>> Start Exercise material

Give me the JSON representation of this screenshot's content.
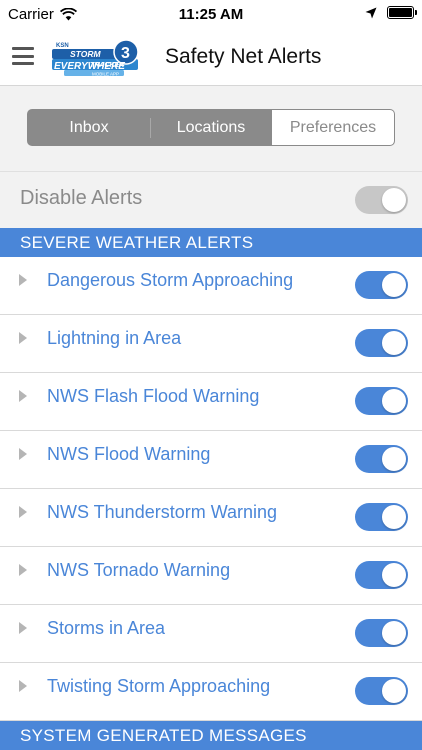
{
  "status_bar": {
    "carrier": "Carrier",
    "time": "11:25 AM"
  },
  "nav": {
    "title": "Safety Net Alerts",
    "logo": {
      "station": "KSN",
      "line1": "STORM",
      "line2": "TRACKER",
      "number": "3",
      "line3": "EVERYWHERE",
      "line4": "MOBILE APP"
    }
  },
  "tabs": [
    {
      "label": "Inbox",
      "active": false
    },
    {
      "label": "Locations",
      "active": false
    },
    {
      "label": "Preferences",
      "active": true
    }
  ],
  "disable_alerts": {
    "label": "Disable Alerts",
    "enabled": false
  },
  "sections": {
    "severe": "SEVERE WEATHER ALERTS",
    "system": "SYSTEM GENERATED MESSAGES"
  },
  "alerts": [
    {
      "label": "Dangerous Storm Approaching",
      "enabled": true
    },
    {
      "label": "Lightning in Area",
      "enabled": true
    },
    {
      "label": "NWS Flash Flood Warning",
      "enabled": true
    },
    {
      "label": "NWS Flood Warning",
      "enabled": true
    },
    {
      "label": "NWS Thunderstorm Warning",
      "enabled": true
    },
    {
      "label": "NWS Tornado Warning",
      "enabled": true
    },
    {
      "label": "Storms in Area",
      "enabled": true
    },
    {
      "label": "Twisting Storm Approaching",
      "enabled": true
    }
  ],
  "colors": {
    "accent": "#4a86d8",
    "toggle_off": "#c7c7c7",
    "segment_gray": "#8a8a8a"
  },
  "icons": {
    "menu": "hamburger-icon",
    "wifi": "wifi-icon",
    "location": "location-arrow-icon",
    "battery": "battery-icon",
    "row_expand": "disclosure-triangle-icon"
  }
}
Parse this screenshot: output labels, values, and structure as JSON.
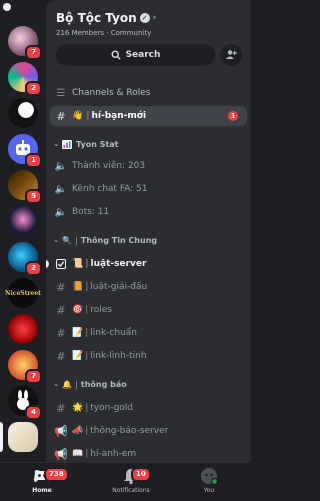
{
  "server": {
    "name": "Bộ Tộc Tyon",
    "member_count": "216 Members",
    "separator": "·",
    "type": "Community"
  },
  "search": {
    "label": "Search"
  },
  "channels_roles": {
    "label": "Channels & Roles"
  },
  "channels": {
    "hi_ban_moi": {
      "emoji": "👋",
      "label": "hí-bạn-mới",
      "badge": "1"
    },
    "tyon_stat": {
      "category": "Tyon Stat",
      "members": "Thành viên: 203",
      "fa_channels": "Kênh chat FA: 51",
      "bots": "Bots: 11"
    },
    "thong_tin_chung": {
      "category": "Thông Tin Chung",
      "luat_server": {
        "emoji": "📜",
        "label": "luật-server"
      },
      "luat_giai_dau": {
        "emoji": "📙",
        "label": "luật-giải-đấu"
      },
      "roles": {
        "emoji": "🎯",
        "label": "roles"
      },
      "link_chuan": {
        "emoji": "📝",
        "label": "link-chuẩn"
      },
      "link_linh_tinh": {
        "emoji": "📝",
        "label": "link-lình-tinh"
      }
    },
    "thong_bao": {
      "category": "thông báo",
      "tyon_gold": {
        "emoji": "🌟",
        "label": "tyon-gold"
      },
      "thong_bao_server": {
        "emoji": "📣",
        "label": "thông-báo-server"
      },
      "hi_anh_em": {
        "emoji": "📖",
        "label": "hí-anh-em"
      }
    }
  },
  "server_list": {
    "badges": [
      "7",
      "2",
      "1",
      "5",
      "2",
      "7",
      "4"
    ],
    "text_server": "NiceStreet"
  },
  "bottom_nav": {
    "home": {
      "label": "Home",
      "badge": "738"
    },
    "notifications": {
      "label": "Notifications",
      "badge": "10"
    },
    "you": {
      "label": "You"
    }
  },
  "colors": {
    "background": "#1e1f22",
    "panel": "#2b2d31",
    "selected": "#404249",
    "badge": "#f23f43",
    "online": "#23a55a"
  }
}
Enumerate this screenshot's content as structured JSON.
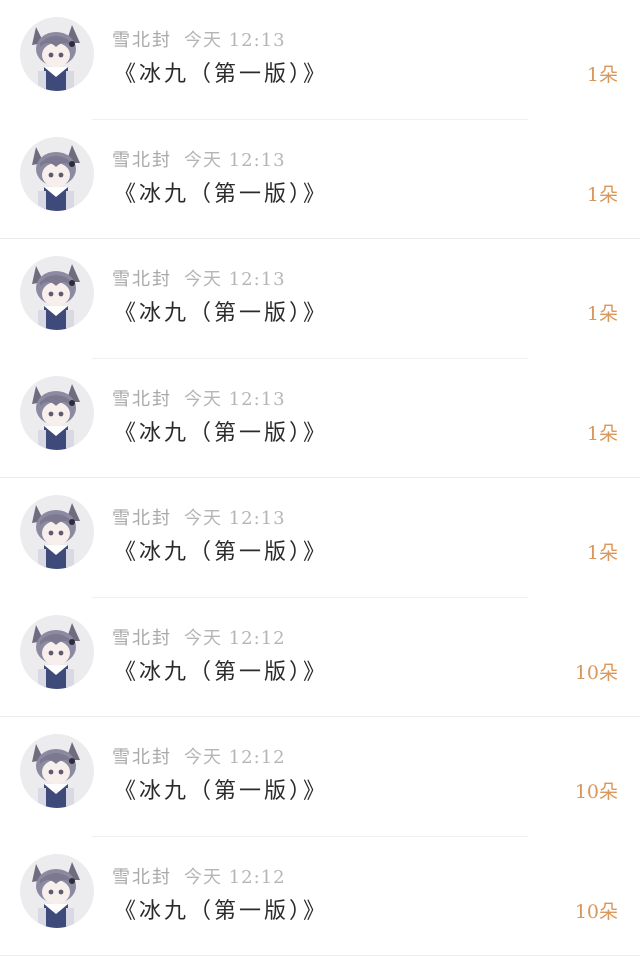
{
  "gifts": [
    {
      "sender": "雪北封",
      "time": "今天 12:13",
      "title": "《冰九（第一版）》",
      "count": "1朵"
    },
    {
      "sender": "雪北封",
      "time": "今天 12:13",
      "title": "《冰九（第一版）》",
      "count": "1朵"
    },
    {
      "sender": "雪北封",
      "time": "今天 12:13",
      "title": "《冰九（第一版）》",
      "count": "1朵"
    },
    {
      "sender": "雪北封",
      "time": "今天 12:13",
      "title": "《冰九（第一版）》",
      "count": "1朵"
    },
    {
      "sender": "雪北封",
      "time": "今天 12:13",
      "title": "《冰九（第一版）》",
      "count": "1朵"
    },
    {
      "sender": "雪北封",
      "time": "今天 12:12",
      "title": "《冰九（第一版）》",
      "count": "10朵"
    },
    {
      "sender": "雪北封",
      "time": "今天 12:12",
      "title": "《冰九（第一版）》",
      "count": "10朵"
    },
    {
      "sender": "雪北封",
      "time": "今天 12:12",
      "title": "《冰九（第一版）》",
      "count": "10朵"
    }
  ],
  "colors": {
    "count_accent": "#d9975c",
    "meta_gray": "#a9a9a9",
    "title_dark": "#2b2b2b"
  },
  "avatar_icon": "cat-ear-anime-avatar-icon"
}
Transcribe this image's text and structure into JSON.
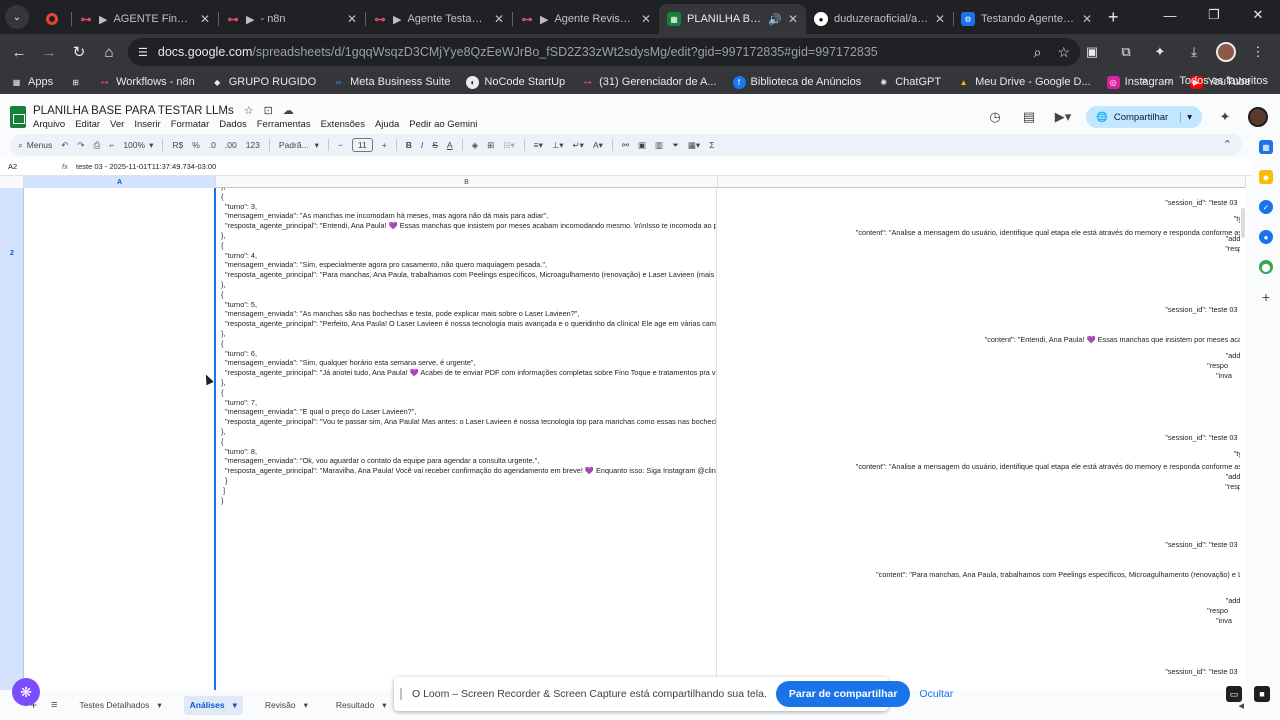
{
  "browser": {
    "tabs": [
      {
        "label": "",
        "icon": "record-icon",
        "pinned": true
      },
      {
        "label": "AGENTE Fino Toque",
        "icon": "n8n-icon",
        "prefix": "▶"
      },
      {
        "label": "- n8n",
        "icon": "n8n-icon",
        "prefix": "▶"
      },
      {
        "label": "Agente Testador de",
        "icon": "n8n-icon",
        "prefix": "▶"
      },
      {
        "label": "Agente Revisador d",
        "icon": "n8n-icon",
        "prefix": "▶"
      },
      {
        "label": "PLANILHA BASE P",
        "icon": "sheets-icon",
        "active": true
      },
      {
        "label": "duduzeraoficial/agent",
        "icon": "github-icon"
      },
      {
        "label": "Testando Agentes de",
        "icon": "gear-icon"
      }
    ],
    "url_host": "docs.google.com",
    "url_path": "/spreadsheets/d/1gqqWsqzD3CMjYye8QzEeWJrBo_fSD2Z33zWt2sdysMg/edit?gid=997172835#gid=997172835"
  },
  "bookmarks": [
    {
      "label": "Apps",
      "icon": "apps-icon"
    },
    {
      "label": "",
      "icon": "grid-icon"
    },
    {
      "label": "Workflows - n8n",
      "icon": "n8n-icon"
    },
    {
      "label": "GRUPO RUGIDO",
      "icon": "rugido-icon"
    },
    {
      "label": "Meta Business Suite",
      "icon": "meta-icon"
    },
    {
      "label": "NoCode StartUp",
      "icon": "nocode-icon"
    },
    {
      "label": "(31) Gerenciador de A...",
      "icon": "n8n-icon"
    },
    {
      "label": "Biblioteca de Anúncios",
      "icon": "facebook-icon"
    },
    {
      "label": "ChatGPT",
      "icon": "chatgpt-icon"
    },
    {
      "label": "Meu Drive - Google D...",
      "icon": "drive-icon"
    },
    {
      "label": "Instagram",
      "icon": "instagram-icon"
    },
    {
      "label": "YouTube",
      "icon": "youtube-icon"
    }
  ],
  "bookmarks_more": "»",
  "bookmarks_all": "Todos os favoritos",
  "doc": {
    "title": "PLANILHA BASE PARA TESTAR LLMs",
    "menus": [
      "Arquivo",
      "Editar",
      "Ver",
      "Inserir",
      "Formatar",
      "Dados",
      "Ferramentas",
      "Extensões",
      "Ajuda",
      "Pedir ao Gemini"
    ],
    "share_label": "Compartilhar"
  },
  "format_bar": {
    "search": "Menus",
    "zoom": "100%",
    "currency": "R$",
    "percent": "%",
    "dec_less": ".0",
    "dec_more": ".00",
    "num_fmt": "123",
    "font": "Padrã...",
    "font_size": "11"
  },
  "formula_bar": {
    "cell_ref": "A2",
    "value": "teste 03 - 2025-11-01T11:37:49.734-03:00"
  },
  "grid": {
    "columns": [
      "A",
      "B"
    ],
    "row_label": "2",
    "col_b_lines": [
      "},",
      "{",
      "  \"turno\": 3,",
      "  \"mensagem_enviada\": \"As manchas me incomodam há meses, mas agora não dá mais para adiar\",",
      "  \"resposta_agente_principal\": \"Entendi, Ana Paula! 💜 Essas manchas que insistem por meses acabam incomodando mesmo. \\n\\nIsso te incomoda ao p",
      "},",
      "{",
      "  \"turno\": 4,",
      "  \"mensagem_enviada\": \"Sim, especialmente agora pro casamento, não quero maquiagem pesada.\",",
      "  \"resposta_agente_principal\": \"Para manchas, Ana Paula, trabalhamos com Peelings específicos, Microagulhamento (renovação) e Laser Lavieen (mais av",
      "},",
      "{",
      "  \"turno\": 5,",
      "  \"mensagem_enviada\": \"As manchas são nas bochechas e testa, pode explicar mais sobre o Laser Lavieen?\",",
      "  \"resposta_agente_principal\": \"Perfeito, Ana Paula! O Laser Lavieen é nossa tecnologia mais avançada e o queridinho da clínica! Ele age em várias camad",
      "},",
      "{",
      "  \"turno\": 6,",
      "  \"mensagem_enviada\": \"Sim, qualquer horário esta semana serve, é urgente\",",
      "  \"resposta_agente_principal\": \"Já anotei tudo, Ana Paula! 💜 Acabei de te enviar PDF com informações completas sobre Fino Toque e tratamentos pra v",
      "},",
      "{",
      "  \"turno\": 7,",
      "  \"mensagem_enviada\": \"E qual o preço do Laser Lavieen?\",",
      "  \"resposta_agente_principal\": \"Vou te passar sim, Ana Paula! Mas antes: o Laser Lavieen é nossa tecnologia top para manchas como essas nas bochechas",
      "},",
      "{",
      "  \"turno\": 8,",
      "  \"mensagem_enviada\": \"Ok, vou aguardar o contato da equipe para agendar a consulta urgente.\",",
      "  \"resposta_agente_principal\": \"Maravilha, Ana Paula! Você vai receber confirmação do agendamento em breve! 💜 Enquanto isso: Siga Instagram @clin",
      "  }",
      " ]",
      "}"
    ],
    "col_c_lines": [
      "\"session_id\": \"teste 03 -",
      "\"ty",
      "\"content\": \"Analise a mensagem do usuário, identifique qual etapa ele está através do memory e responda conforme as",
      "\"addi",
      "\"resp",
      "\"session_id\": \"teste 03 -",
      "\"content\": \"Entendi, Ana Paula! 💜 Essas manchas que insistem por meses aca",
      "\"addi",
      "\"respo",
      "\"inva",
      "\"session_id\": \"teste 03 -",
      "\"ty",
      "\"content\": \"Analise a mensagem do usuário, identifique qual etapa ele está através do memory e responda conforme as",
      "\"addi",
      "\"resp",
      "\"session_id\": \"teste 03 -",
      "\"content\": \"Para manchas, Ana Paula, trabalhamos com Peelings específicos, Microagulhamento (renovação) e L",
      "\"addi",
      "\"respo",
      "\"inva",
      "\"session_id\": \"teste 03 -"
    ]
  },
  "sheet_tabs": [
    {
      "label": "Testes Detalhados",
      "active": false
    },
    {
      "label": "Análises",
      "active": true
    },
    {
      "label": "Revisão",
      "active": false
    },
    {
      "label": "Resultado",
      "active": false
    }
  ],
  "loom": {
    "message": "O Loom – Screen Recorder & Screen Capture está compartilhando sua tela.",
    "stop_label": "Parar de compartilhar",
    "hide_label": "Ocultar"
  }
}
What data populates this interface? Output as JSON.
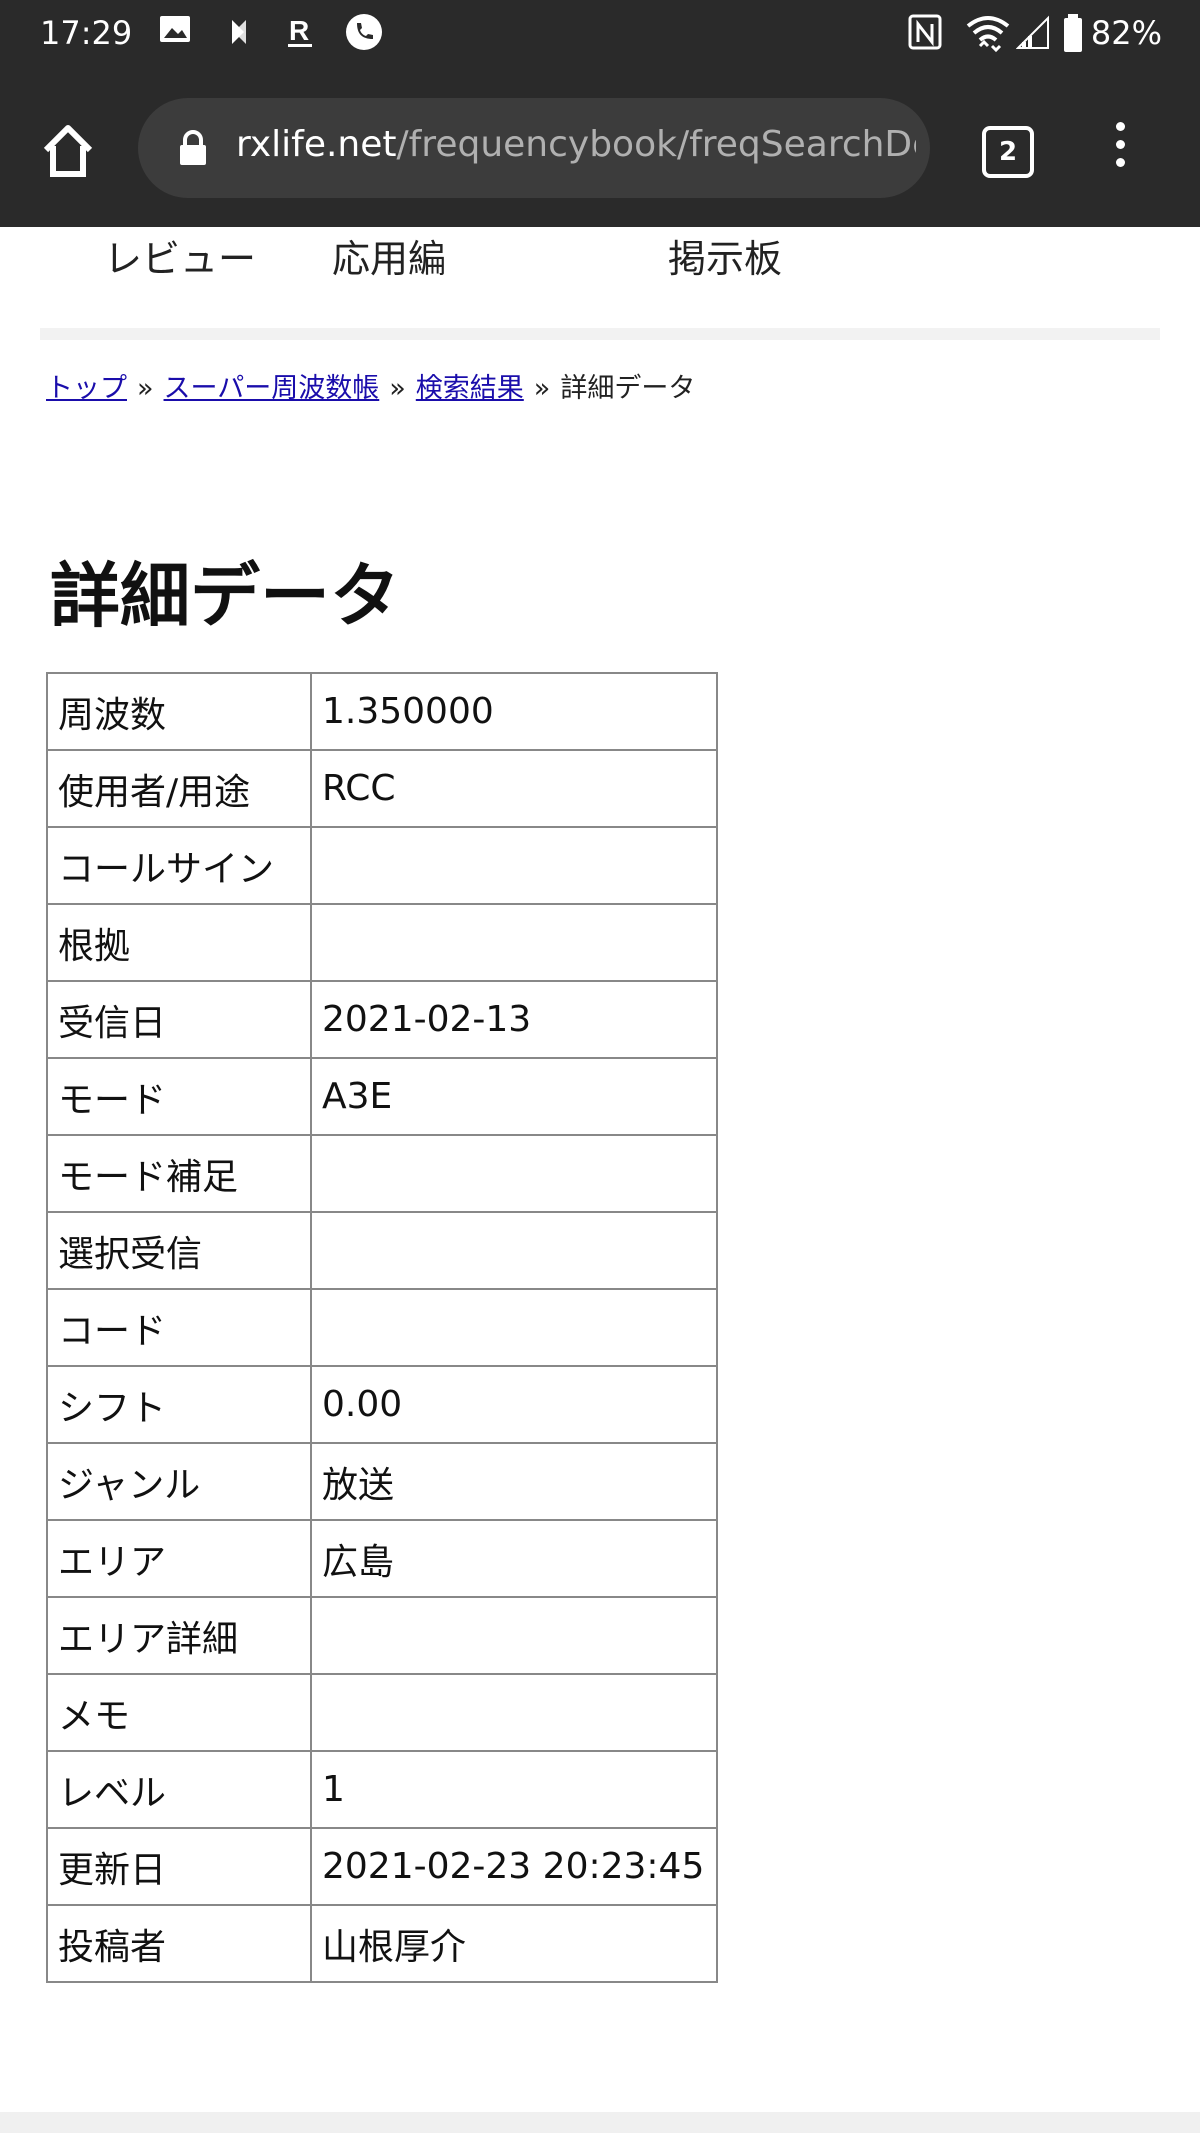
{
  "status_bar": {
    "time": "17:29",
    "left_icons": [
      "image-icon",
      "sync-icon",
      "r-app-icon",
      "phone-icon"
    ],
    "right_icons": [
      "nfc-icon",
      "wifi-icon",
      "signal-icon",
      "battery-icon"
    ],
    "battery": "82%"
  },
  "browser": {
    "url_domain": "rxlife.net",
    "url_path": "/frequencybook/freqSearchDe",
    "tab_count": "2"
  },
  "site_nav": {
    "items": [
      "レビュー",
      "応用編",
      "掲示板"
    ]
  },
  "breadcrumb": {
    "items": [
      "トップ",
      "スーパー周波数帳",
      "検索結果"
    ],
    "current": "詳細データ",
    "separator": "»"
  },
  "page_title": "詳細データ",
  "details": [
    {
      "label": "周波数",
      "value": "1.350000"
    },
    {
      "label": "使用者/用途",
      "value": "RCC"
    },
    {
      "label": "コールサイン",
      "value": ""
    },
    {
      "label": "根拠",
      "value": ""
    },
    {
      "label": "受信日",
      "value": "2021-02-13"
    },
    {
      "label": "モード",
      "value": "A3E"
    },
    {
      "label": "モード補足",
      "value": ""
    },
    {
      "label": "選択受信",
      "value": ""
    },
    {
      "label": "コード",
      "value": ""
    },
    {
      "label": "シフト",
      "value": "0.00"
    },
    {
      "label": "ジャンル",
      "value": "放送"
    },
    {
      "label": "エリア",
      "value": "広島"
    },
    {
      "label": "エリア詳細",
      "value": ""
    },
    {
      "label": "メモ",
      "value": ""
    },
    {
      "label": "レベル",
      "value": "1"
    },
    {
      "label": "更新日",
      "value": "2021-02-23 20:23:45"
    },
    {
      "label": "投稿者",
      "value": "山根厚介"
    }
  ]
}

>> End Exercise material

Check each line above for the word "Laser" and copy the ones that have it.

* Task output
      "  \"resposta_agente_principal\": \"Para manchas, Ana Paula, trabalhamos com Peelings específicos, Microagulhamento (renovação) e Laser Lavieen (mais av",
      "  \"mensagem_enviada\": \"As manchas são nas bochechas e testa, pode explicar mais sobre o Laser Lavieen?\",",
      "  \"resposta_agente_principal\": \"Perfeito, Ana Paula! O Laser Lavieen é nossa tecnologia mais avançada e o queridinho da clínica! Ele age em várias camad",
      "  \"mensagem_enviada\": \"E qual o preço do Laser Lavieen?\",",
      "  \"resposta_agente_principal\": \"Vou te passar sim, Ana Paula! Mas antes: o Laser Lavieen é nossa tecnologia top para manchas como essas nas bochechas",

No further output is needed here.